[Begin EXERCISE MATERIAL]
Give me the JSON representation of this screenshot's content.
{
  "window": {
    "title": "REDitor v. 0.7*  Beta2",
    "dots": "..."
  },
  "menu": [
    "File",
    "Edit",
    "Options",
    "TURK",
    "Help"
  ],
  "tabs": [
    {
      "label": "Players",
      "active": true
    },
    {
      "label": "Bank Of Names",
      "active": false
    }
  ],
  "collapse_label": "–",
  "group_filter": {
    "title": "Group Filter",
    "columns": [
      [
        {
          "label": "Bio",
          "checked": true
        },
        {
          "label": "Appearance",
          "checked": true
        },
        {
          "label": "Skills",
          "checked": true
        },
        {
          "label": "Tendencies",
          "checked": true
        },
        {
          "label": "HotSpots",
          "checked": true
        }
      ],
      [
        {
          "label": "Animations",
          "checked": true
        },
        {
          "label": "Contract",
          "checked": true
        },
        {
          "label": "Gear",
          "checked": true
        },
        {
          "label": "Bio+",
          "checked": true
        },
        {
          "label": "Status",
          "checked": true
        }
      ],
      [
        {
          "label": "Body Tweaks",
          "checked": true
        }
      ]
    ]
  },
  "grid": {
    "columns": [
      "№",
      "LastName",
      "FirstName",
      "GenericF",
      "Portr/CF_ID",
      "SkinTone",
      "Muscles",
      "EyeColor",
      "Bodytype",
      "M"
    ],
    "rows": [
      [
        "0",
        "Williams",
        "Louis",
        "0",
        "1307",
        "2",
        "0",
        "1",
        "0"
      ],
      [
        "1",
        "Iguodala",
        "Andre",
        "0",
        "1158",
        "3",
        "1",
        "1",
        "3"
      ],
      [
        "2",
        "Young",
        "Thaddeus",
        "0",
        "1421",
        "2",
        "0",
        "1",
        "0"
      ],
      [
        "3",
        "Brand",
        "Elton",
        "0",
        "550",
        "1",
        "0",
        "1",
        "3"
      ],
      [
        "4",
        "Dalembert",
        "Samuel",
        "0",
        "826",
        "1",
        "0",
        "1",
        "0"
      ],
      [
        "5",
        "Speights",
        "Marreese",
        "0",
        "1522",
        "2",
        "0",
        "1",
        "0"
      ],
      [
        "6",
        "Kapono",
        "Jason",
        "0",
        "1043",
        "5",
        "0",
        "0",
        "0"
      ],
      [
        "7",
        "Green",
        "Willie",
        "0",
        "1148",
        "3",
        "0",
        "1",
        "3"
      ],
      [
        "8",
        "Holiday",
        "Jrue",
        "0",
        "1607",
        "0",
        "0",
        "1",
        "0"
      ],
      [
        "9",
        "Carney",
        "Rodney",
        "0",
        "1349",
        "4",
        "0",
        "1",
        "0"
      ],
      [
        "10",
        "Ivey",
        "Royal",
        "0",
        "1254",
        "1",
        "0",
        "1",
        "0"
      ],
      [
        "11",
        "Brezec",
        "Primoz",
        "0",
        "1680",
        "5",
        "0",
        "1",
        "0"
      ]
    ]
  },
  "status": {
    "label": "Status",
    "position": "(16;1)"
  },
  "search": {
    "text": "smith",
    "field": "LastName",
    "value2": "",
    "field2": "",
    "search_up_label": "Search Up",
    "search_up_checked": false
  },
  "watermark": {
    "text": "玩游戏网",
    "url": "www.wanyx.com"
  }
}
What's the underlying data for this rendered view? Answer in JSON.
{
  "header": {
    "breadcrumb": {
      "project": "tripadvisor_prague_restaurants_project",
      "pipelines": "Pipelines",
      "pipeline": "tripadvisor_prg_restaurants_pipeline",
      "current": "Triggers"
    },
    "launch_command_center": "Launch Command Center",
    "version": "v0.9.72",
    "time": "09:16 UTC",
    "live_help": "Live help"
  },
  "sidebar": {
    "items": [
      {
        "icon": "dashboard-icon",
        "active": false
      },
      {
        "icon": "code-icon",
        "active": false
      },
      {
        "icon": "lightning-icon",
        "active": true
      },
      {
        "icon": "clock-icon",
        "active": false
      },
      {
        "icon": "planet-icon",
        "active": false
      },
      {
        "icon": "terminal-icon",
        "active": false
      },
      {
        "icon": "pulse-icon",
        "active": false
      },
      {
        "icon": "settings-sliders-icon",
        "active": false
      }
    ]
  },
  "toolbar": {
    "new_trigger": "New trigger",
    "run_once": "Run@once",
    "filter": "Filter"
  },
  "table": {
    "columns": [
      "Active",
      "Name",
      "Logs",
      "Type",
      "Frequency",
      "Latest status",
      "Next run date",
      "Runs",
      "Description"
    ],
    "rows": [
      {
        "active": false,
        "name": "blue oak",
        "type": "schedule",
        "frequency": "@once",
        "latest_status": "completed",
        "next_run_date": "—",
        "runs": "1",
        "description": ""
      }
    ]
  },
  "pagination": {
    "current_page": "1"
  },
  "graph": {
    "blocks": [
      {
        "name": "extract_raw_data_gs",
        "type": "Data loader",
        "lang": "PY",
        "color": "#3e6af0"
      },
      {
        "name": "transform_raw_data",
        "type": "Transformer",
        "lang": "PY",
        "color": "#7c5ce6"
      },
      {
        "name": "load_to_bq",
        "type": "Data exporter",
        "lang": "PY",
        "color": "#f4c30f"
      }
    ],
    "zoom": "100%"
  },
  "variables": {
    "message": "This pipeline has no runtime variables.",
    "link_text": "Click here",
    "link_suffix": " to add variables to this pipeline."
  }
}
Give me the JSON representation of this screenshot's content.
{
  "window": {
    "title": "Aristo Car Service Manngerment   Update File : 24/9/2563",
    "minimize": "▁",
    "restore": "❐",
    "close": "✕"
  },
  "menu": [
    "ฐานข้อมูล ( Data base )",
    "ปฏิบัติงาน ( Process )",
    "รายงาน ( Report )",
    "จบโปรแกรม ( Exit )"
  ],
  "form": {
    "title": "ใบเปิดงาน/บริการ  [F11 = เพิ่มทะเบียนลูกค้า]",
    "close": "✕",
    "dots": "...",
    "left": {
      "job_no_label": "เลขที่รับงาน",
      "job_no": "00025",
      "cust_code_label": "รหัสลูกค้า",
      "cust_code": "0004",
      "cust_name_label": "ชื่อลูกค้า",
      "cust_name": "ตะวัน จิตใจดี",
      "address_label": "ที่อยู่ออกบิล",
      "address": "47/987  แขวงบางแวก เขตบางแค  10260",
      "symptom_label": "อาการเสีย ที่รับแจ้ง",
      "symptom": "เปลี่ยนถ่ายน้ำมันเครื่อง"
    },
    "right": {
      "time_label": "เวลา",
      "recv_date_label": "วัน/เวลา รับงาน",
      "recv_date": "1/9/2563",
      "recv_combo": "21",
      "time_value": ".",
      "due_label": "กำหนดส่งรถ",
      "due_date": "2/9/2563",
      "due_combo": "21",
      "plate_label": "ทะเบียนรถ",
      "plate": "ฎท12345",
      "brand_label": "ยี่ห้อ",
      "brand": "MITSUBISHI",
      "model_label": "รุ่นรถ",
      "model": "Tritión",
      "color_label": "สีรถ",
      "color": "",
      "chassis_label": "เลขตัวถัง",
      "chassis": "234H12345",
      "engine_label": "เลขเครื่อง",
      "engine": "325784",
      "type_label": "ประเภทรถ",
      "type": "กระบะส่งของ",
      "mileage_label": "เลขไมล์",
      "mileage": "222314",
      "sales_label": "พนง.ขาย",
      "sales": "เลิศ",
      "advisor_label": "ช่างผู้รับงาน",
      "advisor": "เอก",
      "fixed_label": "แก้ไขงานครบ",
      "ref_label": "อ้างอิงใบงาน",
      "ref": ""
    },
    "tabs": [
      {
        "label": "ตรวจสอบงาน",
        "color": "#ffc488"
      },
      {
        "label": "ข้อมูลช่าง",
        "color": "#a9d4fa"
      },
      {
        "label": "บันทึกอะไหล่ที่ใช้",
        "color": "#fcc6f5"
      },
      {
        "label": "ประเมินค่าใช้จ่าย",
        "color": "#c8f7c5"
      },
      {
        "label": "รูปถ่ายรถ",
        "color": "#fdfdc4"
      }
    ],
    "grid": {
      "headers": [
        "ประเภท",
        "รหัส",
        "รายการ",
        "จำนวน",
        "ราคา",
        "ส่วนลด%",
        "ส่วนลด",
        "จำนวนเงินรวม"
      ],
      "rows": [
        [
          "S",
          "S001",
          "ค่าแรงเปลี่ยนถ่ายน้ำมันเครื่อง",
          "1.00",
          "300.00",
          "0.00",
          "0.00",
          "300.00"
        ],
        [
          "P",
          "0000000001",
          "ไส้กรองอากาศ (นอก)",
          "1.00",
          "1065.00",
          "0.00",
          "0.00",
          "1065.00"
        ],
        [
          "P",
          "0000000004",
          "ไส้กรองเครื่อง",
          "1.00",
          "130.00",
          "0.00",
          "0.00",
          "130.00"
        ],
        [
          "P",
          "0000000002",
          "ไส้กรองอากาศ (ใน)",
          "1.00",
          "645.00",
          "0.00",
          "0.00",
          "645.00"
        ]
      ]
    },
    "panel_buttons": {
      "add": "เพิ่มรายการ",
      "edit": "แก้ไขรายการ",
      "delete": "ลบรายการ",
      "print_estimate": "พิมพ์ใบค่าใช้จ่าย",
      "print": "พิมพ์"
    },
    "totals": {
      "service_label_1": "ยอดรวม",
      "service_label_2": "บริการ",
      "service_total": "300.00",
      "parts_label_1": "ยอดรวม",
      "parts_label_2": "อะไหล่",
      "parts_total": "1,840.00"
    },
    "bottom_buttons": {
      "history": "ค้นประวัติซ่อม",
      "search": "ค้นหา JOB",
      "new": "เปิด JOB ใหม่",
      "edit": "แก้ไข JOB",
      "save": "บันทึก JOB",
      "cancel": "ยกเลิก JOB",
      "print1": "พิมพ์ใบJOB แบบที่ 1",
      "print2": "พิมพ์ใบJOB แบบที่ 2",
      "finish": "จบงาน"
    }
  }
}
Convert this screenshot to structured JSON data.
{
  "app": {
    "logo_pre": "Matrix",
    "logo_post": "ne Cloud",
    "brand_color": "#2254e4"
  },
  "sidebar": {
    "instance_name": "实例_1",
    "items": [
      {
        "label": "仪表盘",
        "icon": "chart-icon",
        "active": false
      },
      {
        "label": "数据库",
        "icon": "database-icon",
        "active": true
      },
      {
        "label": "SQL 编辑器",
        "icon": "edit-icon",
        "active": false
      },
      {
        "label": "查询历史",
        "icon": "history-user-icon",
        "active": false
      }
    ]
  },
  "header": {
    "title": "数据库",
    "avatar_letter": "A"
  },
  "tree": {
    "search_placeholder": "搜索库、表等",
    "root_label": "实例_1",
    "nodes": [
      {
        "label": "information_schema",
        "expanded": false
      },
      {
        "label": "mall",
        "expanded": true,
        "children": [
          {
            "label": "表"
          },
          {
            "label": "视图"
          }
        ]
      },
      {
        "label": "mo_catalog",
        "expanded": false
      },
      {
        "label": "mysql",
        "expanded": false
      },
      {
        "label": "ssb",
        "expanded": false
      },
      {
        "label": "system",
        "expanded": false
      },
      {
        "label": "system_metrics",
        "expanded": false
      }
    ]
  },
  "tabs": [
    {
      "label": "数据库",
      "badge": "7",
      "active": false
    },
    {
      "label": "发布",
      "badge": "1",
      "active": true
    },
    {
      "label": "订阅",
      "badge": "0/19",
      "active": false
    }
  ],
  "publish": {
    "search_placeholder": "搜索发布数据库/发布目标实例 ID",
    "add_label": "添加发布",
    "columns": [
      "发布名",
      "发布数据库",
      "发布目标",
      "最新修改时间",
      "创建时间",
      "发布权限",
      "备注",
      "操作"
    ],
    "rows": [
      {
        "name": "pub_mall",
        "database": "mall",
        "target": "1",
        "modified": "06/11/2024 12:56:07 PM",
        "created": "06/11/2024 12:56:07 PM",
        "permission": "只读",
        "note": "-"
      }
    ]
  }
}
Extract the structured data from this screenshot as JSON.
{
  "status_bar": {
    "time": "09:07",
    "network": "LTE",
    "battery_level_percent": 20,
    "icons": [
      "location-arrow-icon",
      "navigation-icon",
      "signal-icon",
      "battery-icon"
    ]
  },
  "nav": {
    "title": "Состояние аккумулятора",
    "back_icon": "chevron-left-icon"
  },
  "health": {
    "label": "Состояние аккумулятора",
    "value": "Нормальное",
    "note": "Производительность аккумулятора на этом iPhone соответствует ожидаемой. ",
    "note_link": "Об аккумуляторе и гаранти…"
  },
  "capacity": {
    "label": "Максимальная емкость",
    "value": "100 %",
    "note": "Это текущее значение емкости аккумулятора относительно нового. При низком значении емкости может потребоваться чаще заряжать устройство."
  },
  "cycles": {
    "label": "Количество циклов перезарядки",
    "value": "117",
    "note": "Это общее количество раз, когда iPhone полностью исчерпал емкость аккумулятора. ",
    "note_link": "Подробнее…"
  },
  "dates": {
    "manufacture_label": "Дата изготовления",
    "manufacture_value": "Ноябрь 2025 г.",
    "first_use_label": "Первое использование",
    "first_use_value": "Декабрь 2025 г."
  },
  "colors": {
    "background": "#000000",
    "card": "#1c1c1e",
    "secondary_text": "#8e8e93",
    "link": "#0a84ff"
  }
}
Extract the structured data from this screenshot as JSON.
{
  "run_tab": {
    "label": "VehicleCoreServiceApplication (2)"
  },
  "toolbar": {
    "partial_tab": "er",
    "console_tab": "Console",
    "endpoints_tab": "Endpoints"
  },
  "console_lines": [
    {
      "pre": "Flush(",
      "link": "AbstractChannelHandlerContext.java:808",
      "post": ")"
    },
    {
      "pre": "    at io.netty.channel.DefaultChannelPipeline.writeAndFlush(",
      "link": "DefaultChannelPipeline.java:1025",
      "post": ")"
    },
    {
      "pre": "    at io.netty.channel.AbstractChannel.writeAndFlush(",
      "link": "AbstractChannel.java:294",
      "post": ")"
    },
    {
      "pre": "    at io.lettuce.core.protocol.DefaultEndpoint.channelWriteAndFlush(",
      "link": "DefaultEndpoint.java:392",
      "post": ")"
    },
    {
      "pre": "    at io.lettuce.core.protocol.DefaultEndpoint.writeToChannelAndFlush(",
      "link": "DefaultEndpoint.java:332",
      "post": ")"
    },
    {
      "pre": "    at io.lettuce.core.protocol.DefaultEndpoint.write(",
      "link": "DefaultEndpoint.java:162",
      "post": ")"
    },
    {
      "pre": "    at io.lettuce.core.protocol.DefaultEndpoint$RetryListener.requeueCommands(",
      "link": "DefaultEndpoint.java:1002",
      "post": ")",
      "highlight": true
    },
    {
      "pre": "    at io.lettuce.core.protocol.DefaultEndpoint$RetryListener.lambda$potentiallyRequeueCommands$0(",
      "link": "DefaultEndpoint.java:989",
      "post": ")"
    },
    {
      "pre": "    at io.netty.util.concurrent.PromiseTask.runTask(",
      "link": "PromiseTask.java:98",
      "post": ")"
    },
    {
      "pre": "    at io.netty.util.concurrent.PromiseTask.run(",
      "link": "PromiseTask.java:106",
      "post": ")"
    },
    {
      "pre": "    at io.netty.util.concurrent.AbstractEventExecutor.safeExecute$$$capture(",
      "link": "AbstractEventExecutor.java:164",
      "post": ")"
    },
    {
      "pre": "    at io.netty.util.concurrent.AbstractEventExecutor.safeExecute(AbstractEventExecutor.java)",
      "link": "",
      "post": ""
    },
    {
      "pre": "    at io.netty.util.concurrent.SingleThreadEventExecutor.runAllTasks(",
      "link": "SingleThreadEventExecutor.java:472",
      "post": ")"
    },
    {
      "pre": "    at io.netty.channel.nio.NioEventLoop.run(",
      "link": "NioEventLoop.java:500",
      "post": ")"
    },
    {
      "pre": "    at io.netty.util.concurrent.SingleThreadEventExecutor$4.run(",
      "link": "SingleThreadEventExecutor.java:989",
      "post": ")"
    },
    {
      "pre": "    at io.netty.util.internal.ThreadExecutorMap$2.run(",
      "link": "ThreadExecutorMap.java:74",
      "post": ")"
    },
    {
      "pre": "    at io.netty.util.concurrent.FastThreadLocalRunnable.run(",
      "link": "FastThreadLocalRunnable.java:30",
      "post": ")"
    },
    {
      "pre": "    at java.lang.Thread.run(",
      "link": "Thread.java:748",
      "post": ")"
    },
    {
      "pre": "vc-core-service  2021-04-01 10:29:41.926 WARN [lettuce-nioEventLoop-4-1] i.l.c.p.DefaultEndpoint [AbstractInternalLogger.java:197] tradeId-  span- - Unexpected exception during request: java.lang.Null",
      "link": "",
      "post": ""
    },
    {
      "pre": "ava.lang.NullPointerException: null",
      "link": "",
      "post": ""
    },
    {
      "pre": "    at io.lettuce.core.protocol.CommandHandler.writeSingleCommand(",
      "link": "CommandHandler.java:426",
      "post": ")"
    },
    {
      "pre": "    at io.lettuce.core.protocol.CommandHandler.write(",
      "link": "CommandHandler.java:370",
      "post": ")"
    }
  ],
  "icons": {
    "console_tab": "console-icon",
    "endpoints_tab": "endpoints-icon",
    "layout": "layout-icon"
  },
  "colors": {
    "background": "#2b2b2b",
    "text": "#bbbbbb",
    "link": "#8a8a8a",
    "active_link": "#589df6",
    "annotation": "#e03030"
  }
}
[End EXERCISE MATERIAL]
(WHAT THE TASK ASKS):
Show every line of the records above that contains the word "background".

(WORKED ANSWER):
    "background": "#000000",
    "background": "#2b2b2b",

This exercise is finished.